### Your objective
Repeat each record below exactly, dropping the pictures.

==== Dataset entries

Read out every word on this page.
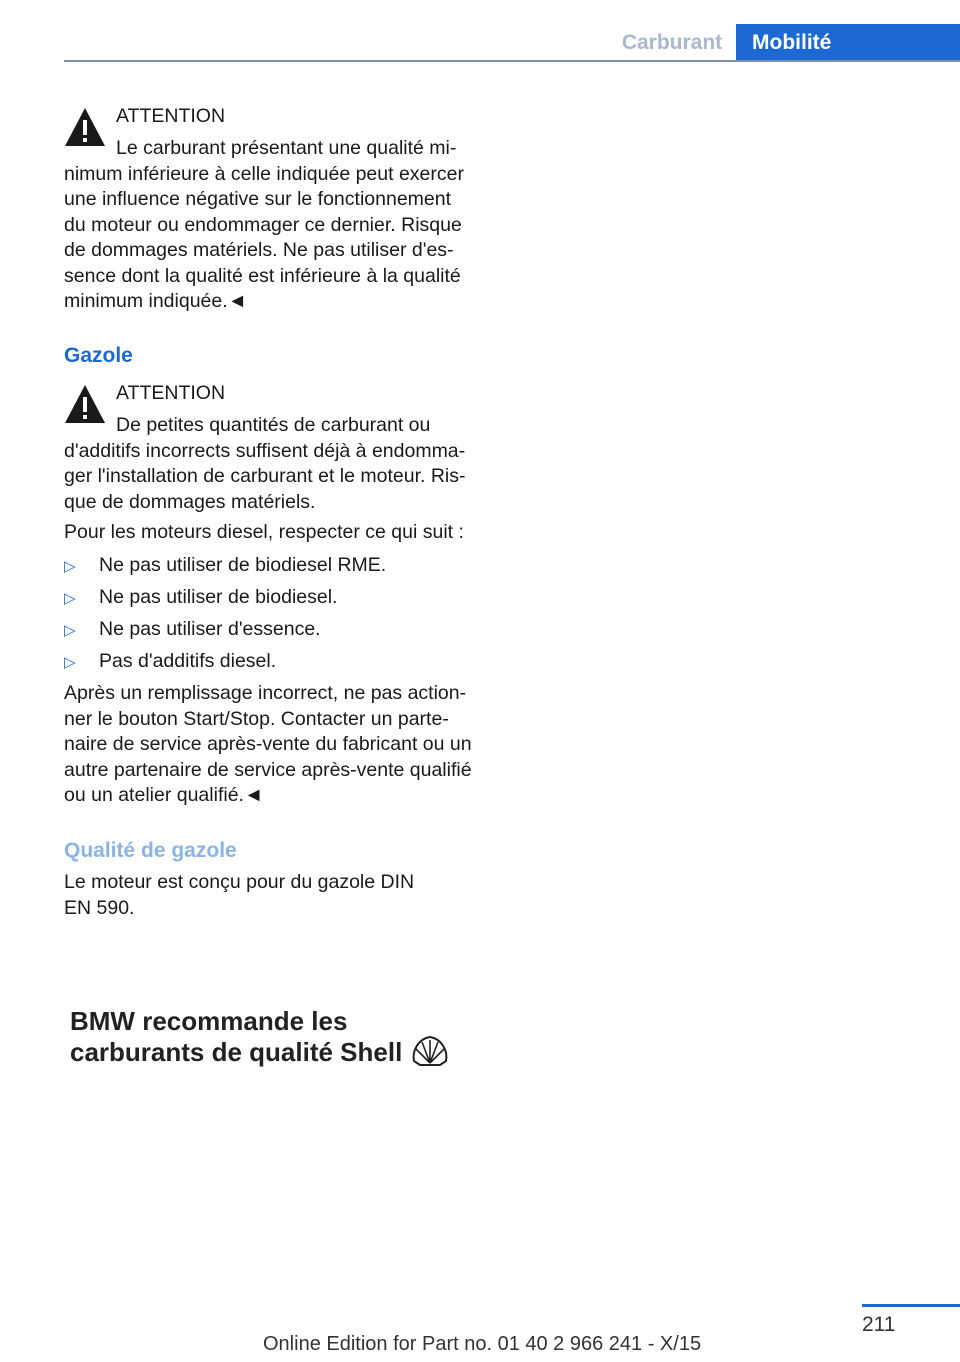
Carburant	Mobilité
ATTENTION
Le carburant présentant une qualité mi-
nimum inférieure à celle indiquée peut exercer
une influence négative sur le fonctionnement
du moteur ou endommager ce dernier. Risque
de dommages matériels. Ne pas utiliser d'es-
sence dont la qualité est inférieure à la qualité
minimum indiquée.◄
Gazole
ATTENTION
De petites quantités de carburant ou
d'additifs incorrects suffisent déjà à endomma-
ger l'installation de carburant et le moteur. Ris-
que de dommages matériels.
Pour les moteurs diesel, respecter ce qui suit :
▷ Ne pas utiliser de biodiesel RME.
▷ Ne pas utiliser de biodiesel.
▷ Ne pas utiliser d'essence.
▷ Pas d'additifs diesel.
Après un remplissage incorrect, ne pas action-
ner le bouton Start/Stop. Contacter un parte-
naire de service après-vente du fabricant ou un
autre partenaire de service après-vente qualifié
ou un atelier qualifié.◄
Qualité de gazole
Le moteur est conçu pour du gazole DIN
EN 590.
BMW recommande les
carburants de qualité Shell
211
Online Edition for Part no. 01 40 2 966 241 - X/15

========

### Written reply
Read out every word on this page.
Carburant	Mobilité
ATTENTION
Le carburant présentant une qualité mi-
nimum inférieure à celle indiquée peut exercer
une influence négative sur le fonctionnement
du moteur ou endommager ce dernier. Risque
de dommages matériels. Ne pas utiliser d'es-
sence dont la qualité est inférieure à la qualité
minimum indiquée.◄
Gazole
ATTENTION
De petites quantités de carburant ou
d'additifs incorrects suffisent déjà à endomma-
ger l'installation de carburant et le moteur. Ris-
que de dommages matériels.
Pour les moteurs diesel, respecter ce qui suit :
▷ Ne pas utiliser de biodiesel RME.
▷ Ne pas utiliser de biodiesel.
▷ Ne pas utiliser d'essence.
▷ Pas d'additifs diesel.
Après un remplissage incorrect, ne pas action-
ner le bouton Start/Stop. Contacter un parte-
naire de service après-vente du fabricant ou un
autre partenaire de service après-vente qualifié
ou un atelier qualifié.◄
Qualité de gazole
Le moteur est conçu pour du gazole DIN
EN 590.
BMW recommande les
carburants de qualité Shell
211
Online Edition for Part no. 01 40 2 966 241 - X/15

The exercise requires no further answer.